_EXERCISE TASK_
Copy out the listing in full, exactly as written, but not its pictures.

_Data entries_
>> begin
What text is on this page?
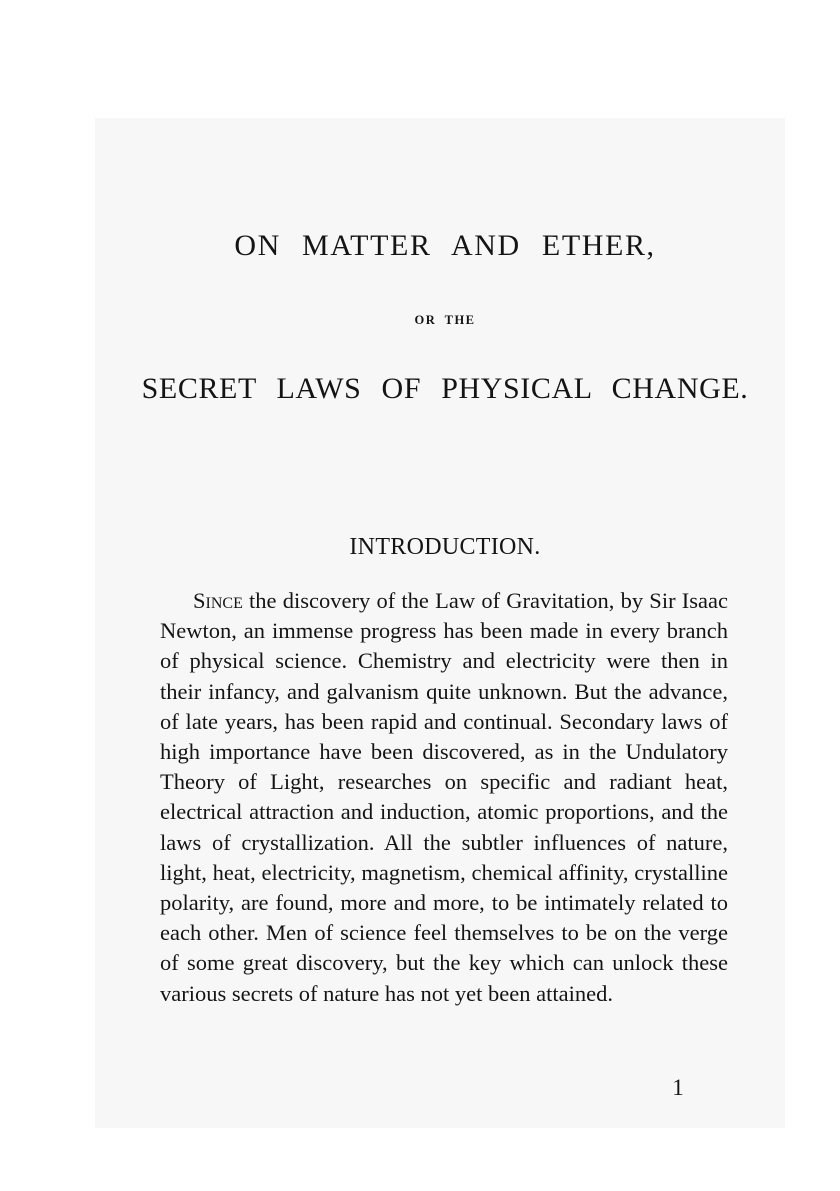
ON MATTER AND ETHER,
OR THE
SECRET LAWS OF PHYSICAL CHANGE.
INTRODUCTION.

Since the discovery of the Law of Gravitation, by Sir Isaac Newton, an immense progress has been made in every branch of physical science. Chemistry and electricity were then in their infancy, and galvanism quite unknown. But the advance, of late years, has been rapid and continual. Secondary laws of high importance have been discovered, as in the Undulatory Theory of Light, researches on specific and radiant heat, electrical attraction and induction, atomic proportions, and the laws of crystallization. All the subtler influences of nature, light, heat, electricity, magnetism, chemical affinity, crystalline polarity, are found, more and more, to be intimately related to each other. Men of science feel themselves to be on the verge of some great discovery, but the key which can unlock these various secrets of nature has not yet been attained.

1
>> end
_EXPECTED ANSWER_
What text is on this page?
ON MATTER AND ETHER,
OR THE
SECRET LAWS OF PHYSICAL CHANGE.
INTRODUCTION.

Since the discovery of the Law of Gravitation, by Sir Isaac Newton, an immense progress has been made in every branch of physical science. Chemistry and electricity were then in their infancy, and galvanism quite unknown. But the advance, of late years, has been rapid and continual. Secondary laws of high importance have been discovered, as in the Undulatory Theory of Light, researches on specific and radiant heat, electrical attraction and induction, atomic proportions, and the laws of crystallization. All the subtler influences of nature, light, heat, electricity, magnetism, chemical affinity, crystalline polarity, are found, more and more, to be intimately related to each other. Men of science feel themselves to be on the verge of some great discovery, but the key which can unlock these various secrets of nature has not yet been attained.

1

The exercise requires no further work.